▸ WORK REQUIRED:
From the entries below, copy every line where the string "Ndlge" appears.

(Saved entries)
# # # #

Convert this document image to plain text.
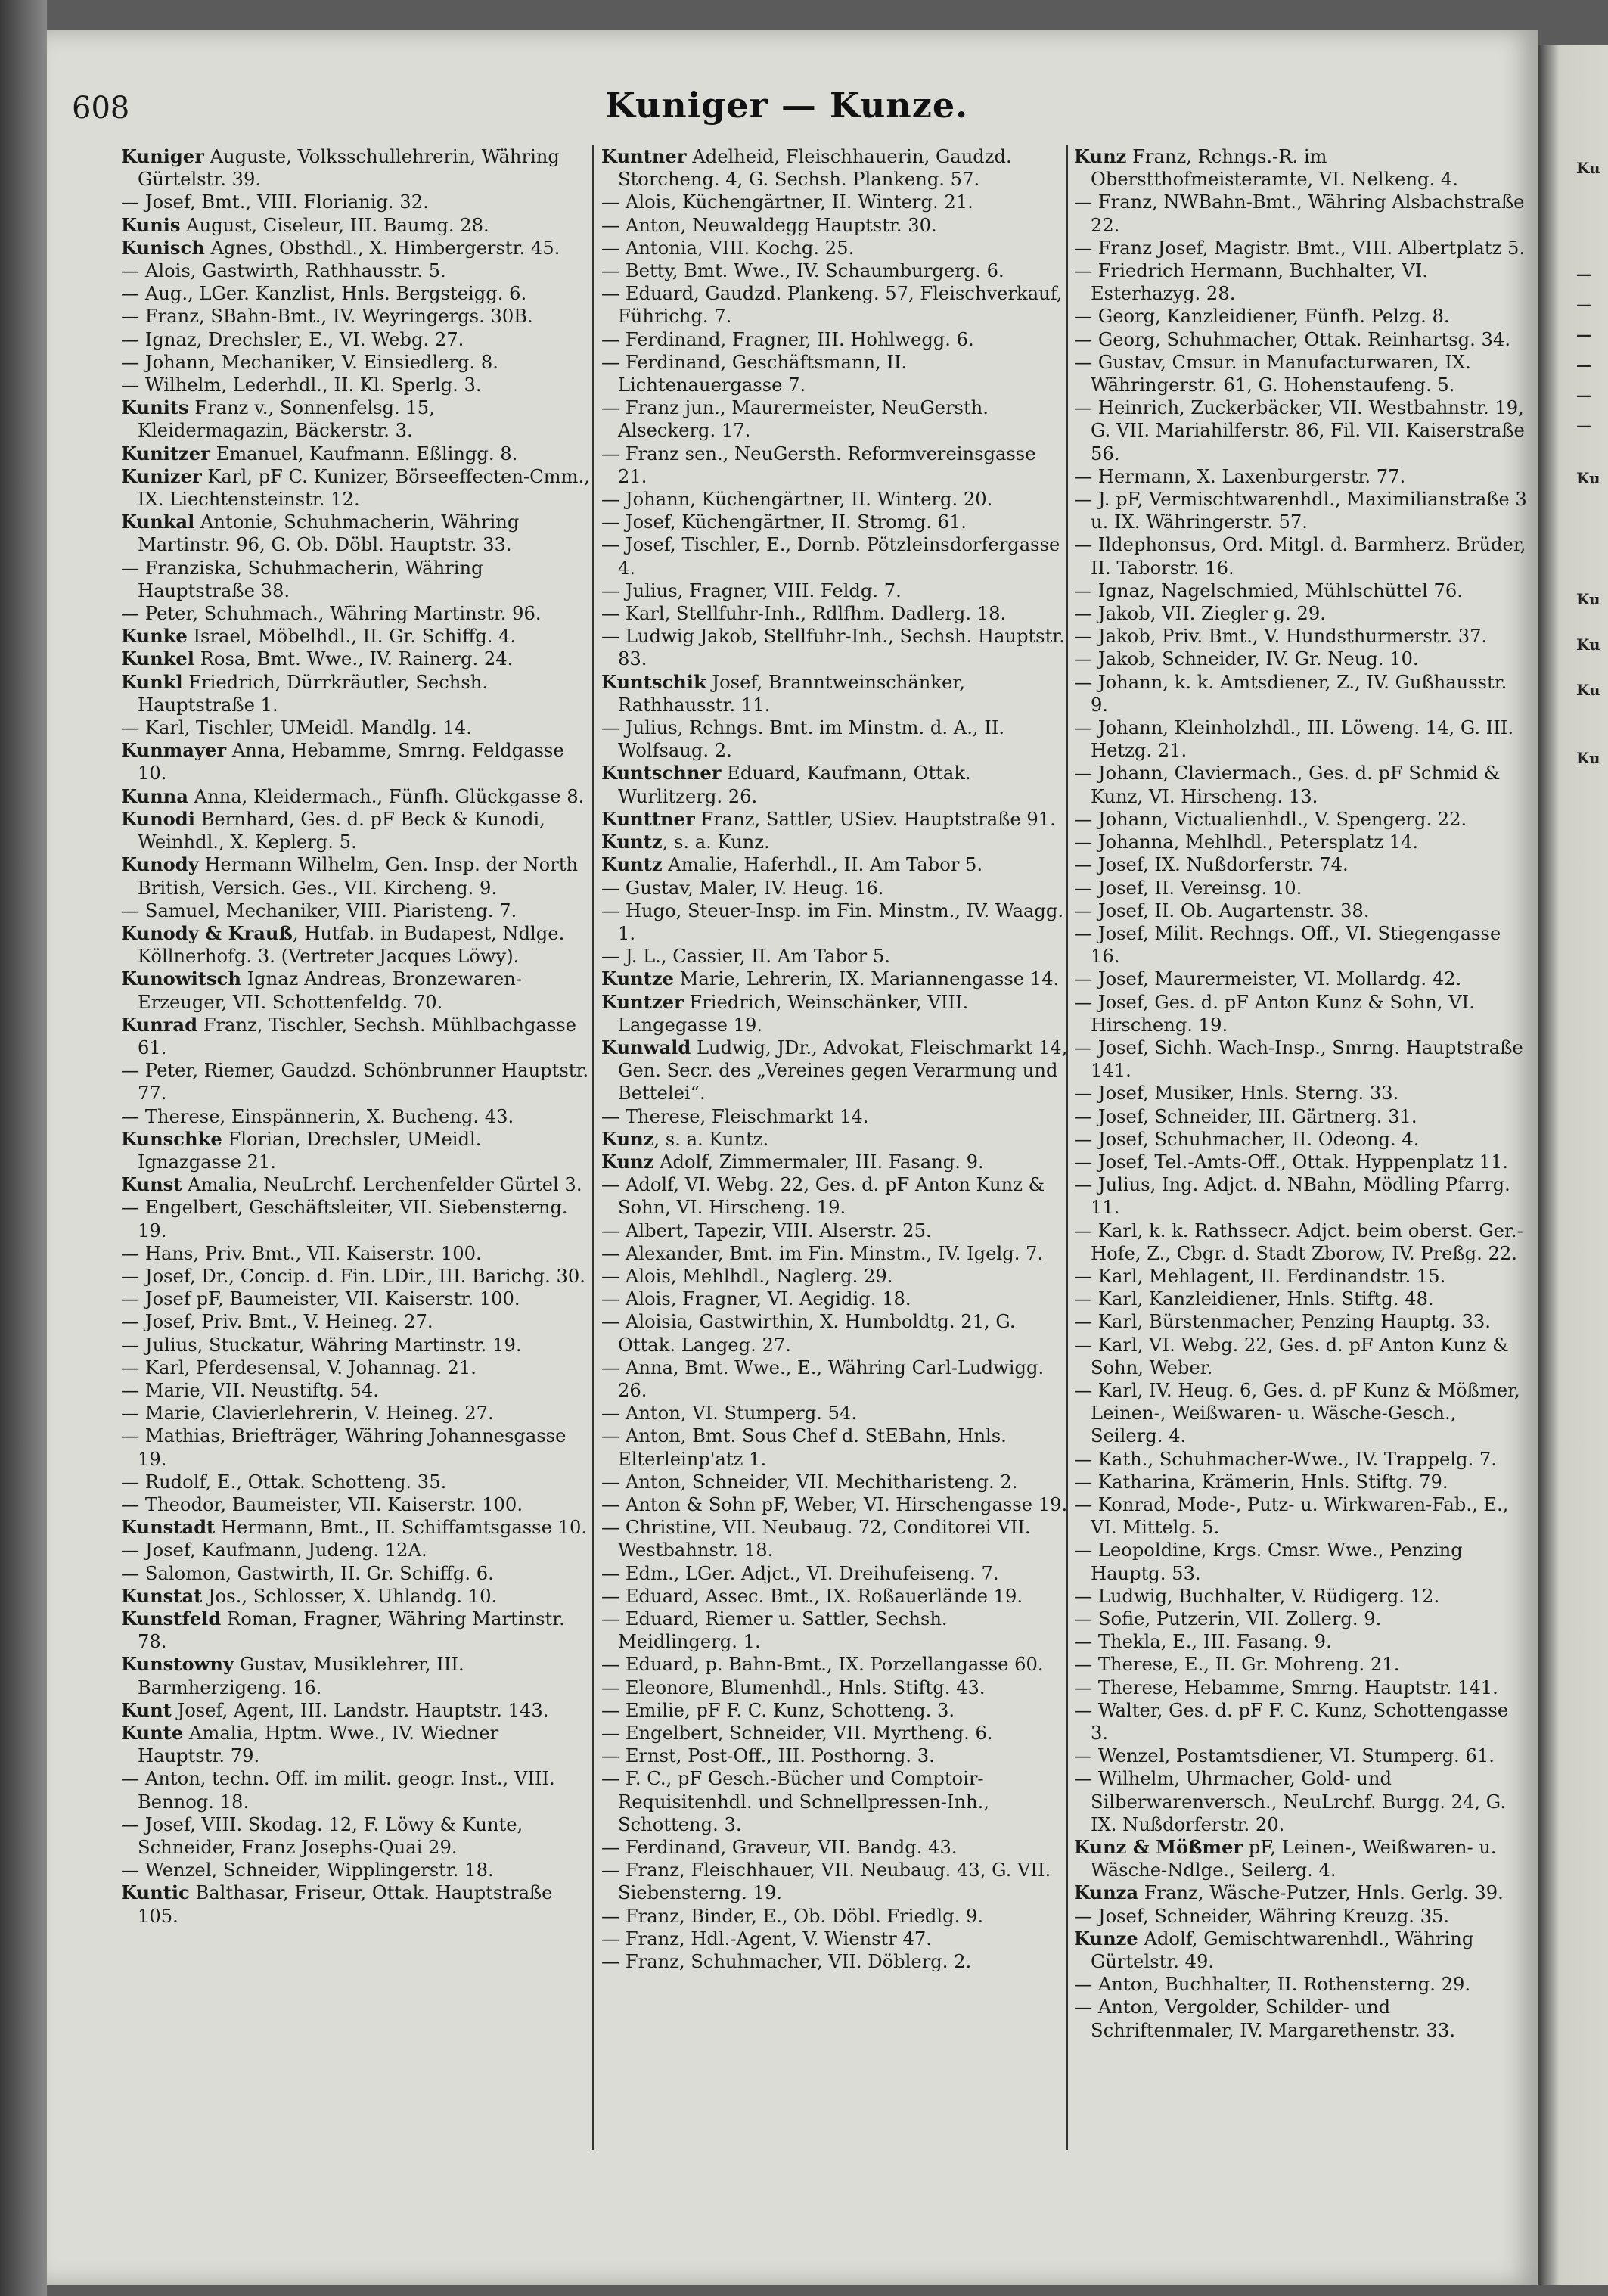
Ku
—
—
—
—
—
—
Ku
Ku
Ku
Ku
Ku
608	Kuniger — Kunze.

Kuniger Auguste, Volksschullehrerin, Währing Gürtelstr. 39.

— Josef, Bmt., VIII. Florianig. 32.

Kunis August, Ciseleur, III. Baumg. 28.

Kunisch Agnes, Obsthdl., X. Himbergerstr. 45.

— Alois, Gastwirth, Rathhausstr. 5.

— Aug., LGer. Kanzlist, Hnls. Bergsteigg. 6.

— Franz, SBahn-Bmt., IV. Weyringergs. 30B.

— Ignaz, Drechsler, E., VI. Webg. 27.

— Johann, Mechaniker, V. Einsiedlerg. 8.

— Wilhelm, Lederhdl., II. Kl. Sperlg. 3.

Kunits Franz v., Sonnenfelsg. 15, Kleidermagazin, Bäckerstr. 3.

Kunitzer Emanuel, Kaufmann. Eßlingg. 8.

Kunizer Karl, pF C. Kunizer, Börseeffecten-Cmm., IX. Liechtensteinstr. 12.

Kunkal Antonie, Schuhmacherin, Währing Martinstr. 96, G. Ob. Döbl. Hauptstr. 33.

— Franziska, Schuhmacherin, Währing Hauptstraße 38.

— Peter, Schuhmach., Währing Martinstr. 96.

Kunke Israel, Möbelhdl., II. Gr. Schiffg. 4.

Kunkel Rosa, Bmt. Wwe., IV. Rainerg. 24.

Kunkl Friedrich, Dürrkräutler, Sechsh. Hauptstraße 1.

— Karl, Tischler, UMeidl. Mandlg. 14.

Kunmayer Anna, Hebamme, Smrng. Feldgasse 10.

Kunna Anna, Kleidermach., Fünfh. Glückgasse 8.

Kunodi Bernhard, Ges. d. pF Beck & Kunodi, Weinhdl., X. Keplerg. 5.

Kunody Hermann Wilhelm, Gen. Insp. der North British, Versich. Ges., VII. Kircheng. 9.

— Samuel, Mechaniker, VIII. Piaristeng. 7.

Kunody & Krauß, Hutfab. in Budapest, Ndlge. Köllnerhofg. 3. (Vertreter Jacques Löwy).

Kunowitsch Ignaz Andreas, Bronzewaren-Erzeuger, VII. Schottenfeldg. 70.

Kunrad Franz, Tischler, Sechsh. Mühlbachgasse 61.

— Peter, Riemer, Gaudzd. Schönbrunner Hauptstr. 77.

— Therese, Einspännerin, X. Bucheng. 43.

Kunschke Florian, Drechsler, UMeidl. Ignazgasse 21.

Kunst Amalia, NeuLrchf. Lerchenfelder Gürtel 3.

— Engelbert, Geschäftsleiter, VII. Siebensterng. 19.

— Hans, Priv. Bmt., VII. Kaiserstr. 100.

— Josef, Dr., Concip. d. Fin. LDir., III. Barichg. 30.

— Josef pF, Baumeister, VII. Kaiserstr. 100.

— Josef, Priv. Bmt., V. Heineg. 27.

— Julius, Stuckatur, Währing Martinstr. 19.

— Karl, Pferdesensal, V. Johannag. 21.

— Marie, VII. Neustiftg. 54.

— Marie, Clavierlehrerin, V. Heineg. 27.

— Mathias, Briefträger, Währing Johannesgasse 19.

— Rudolf, E., Ottak. Schotteng. 35.

— Theodor, Baumeister, VII. Kaiserstr. 100.

Kunstadt Hermann, Bmt., II. Schiffamtsgasse 10.

— Josef, Kaufmann, Judeng. 12A.

— Salomon, Gastwirth, II. Gr. Schiffg. 6.

Kunstat Jos., Schlosser, X. Uhlandg. 10.

Kunstfeld Roman, Fragner, Währing Martinstr. 78.

Kunstowny Gustav, Musiklehrer, III. Barmherzigeng. 16.

Kunt Josef, Agent, III. Landstr. Hauptstr. 143.

Kunte Amalia, Hptm. Wwe., IV. Wiedner Hauptstr. 79.

— Anton, techn. Off. im milit. geogr. Inst., VIII. Bennog. 18.

— Josef, VIII. Skodag. 12, F. Löwy & Kunte, Schneider, Franz Josephs-Quai 29.

— Wenzel, Schneider, Wipplingerstr. 18.

Kuntic Balthasar, Friseur, Ottak. Hauptstraße 105.

Kuntner Adelheid, Fleischhauerin, Gaudzd. Storcheng. 4, G. Sechsh. Plankeng. 57.

— Alois, Küchengärtner, II. Winterg. 21.

— Anton, Neuwaldegg Hauptstr. 30.

— Antonia, VIII. Kochg. 25.

— Betty, Bmt. Wwe., IV. Schaumburgerg. 6.

— Eduard, Gaudzd. Plankeng. 57, Fleischverkauf, Führichg. 7.

— Ferdinand, Fragner, III. Hohlwegg. 6.

— Ferdinand, Geschäftsmann, II. Lichtenauergasse 7.

— Franz jun., Maurermeister, NeuGersth. Alseckerg. 17.

— Franz sen., NeuGersth. Reformvereinsgasse 21.

— Johann, Küchengärtner, II. Winterg. 20.

— Josef, Küchengärtner, II. Stromg. 61.

— Josef, Tischler, E., Dornb. Pötzleinsdorfergasse 4.

— Julius, Fragner, VIII. Feldg. 7.

— Karl, Stellfuhr-Inh., Rdlfhm. Dadlerg. 18.

— Ludwig Jakob, Stellfuhr-Inh., Sechsh. Hauptstr. 83.

Kuntschik Josef, Branntweinschänker, Rathhausstr. 11.

— Julius, Rchngs. Bmt. im Minstm. d. A., II. Wolfsaug. 2.

Kuntschner Eduard, Kaufmann, Ottak. Wurlitzerg. 26.

Kunttner Franz, Sattler, USiev. Hauptstraße 91.

Kuntz, s. a. Kunz.

Kuntz Amalie, Haferhdl., II. Am Tabor 5.

— Gustav, Maler, IV. Heug. 16.

— Hugo, Steuer-Insp. im Fin. Minstm., IV. Waagg. 1.

— J. L., Cassier, II. Am Tabor 5.

Kuntze Marie, Lehrerin, IX. Mariannengasse 14.

Kuntzer Friedrich, Weinschänker, VIII. Langegasse 19.

Kunwald Ludwig, JDr., Advokat, Fleischmarkt 14, Gen. Secr. des „Vereines gegen Verarmung und Bettelei“.

— Therese, Fleischmarkt 14.

Kunz, s. a. Kuntz.

Kunz Adolf, Zimmermaler, III. Fasang. 9.

— Adolf, VI. Webg. 22, Ges. d. pF Anton Kunz & Sohn, VI. Hirscheng. 19.

— Albert, Tapezir, VIII. Alserstr. 25.

— Alexander, Bmt. im Fin. Minstm., IV. Igelg. 7.

— Alois, Mehlhdl., Naglerg. 29.

— Alois, Fragner, VI. Aegidig. 18.

— Aloisia, Gastwirthin, X. Humboldtg. 21, G. Ottak. Langeg. 27.

— Anna, Bmt. Wwe., E., Währing Carl-Ludwigg. 26.

— Anton, VI. Stumperg. 54.

— Anton, Bmt. Sous Chef d. StEBahn, Hnls. Elterleinp'atz 1.

— Anton, Schneider, VII. Mechitharisteng. 2.

— Anton & Sohn pF, Weber, VI. Hirschengasse 19.

— Christine, VII. Neubaug. 72, Conditorei VII. Westbahnstr. 18.

— Edm., LGer. Adjct., VI. Dreihufeiseng. 7.

— Eduard, Assec. Bmt., IX. Roßauerlände 19.

— Eduard, Riemer u. Sattler, Sechsh. Meidlingerg. 1.

— Eduard, p. Bahn-Bmt., IX. Porzellangasse 60.

— Eleonore, Blumenhdl., Hnls. Stiftg. 43.

— Emilie, pF F. C. Kunz, Schotteng. 3.

— Engelbert, Schneider, VII. Myrtheng. 6.

— Ernst, Post-Off., III. Posthorng. 3.

— F. C., pF Gesch.-Bücher und Comptoir-Requisitenhdl. und Schnellpressen-Inh., Schotteng. 3.

— Ferdinand, Graveur, VII. Bandg. 43.

— Franz, Fleischhauer, VII. Neubaug. 43, G. VII. Siebensterng. 19.

— Franz, Binder, E., Ob. Döbl. Friedlg. 9.

— Franz, Hdl.-Agent, V. Wienstr 47.

— Franz, Schuhmacher, VII. Döblerg. 2.

Kunz Franz, Rchngs.-R. im Oberstthofmeisteramte, VI. Nelkeng. 4.

— Franz, NWBahn-Bmt., Währing Alsbachstraße 22.

— Franz Josef, Magistr. Bmt., VIII. Albertplatz 5.

— Friedrich Hermann, Buchhalter, VI. Esterhazyg. 28.

— Georg, Kanzleidiener, Fünfh. Pelzg. 8.

— Georg, Schuhmacher, Ottak. Reinhartsg. 34.

— Gustav, Cmsur. in Manufacturwaren, IX. Währingerstr. 61, G. Hohenstaufeng. 5.

— Heinrich, Zuckerbäcker, VII. Westbahnstr. 19, G. VII. Mariahilferstr. 86, Fil. VII. Kaiserstraße 56.

— Hermann, X. Laxenburgerstr. 77.

— J. pF, Vermischtwarenhdl., Maximilianstraße 3 u. IX. Währingerstr. 57.

— Ildephonsus, Ord. Mitgl. d. Barmherz. Brüder, II. Taborstr. 16.

— Ignaz, Nagelschmied, Mühlschüttel 76.

— Jakob, VII. Ziegler g. 29.

— Jakob, Priv. Bmt., V. Hundsthurmerstr. 37.

— Jakob, Schneider, IV. Gr. Neug. 10.

— Johann, k. k. Amtsdiener, Z., IV. Gußhausstr. 9.

— Johann, Kleinholzhdl., III. Löweng. 14, G. III. Hetzg. 21.

— Johann, Claviermach., Ges. d. pF Schmid & Kunz, VI. Hirscheng. 13.

— Johann, Victualienhdl., V. Spengerg. 22.

— Johanna, Mehlhdl., Petersplatz 14.

— Josef, IX. Nußdorferstr. 74.

— Josef, II. Vereinsg. 10.

— Josef, II. Ob. Augartenstr. 38.

— Josef, Milit. Rechngs. Off., VI. Stiegengasse 16.

— Josef, Maurermeister, VI. Mollardg. 42.

— Josef, Ges. d. pF Anton Kunz & Sohn, VI. Hirscheng. 19.

— Josef, Sichh. Wach-Insp., Smrng. Hauptstraße 141.

— Josef, Musiker, Hnls. Sterng. 33.

— Josef, Schneider, III. Gärtnerg. 31.

— Josef, Schuhmacher, II. Odeong. 4.

— Josef, Tel.-Amts-Off., Ottak. Hyppenplatz 11.

— Julius, Ing. Adjct. d. NBahn, Mödling Pfarrg. 11.

— Karl, k. k. Rathssecr. Adjct. beim oberst. Ger.-Hofe, Z., Cbgr. d. Stadt Zborow, IV. Preßg. 22.

— Karl, Mehlagent, II. Ferdinandstr. 15.

— Karl, Kanzleidiener, Hnls. Stiftg. 48.

— Karl, Bürstenmacher, Penzing Hauptg. 33.

— Karl, VI. Webg. 22, Ges. d. pF Anton Kunz & Sohn, Weber.

— Karl, IV. Heug. 6, Ges. d. pF Kunz & Mößmer, Leinen-, Weißwaren- u. Wäsche-Gesch., Seilerg. 4.

— Kath., Schuhmacher-Wwe., IV. Trappelg. 7.

— Katharina, Krämerin, Hnls. Stiftg. 79.

— Konrad, Mode-, Putz- u. Wirkwaren-Fab., E., VI. Mittelg. 5.

— Leopoldine, Krgs. Cmsr. Wwe., Penzing Hauptg. 53.

— Ludwig, Buchhalter, V. Rüdigerg. 12.

— Sofie, Putzerin, VII. Zollerg. 9.

— Thekla, E., III. Fasang. 9.

— Therese, E., II. Gr. Mohreng. 21.

— Therese, Hebamme, Smrng. Hauptstr. 141.

— Walter, Ges. d. pF F. C. Kunz, Schottengasse 3.

— Wenzel, Postamtsdiener, VI. Stumperg. 61.

— Wilhelm, Uhrmacher, Gold- und Silberwarenversch., NeuLrchf. Burgg. 24, G. IX. Nußdorferstr. 20.

Kunz & Mößmer pF, Leinen-, Weißwaren- u. Wäsche-Ndlge., Seilerg. 4.

Kunza Franz, Wäsche-Putzer, Hnls. Gerlg. 39.

— Josef, Schneider, Währing Kreuzg. 35.

Kunze Adolf, Gemischtwarenhdl., Währing Gürtelstr. 49.

— Anton, Buchhalter, II. Rothensterng. 29.

— Anton, Vergolder, Schilder- und Schriftenmaler, IV. Margarethenstr. 33.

# # # #

▸ OUTPUT OF THE TASK:
Kunody & Krauß, Hutfab. in Budapest, Ndlge. Köllnerhofg. 3. (Vertreter Jacques Löwy).
Kunz & Mößmer pF, Leinen-, Weißwaren- u. Wäsche-Ndlge., Seilerg. 4.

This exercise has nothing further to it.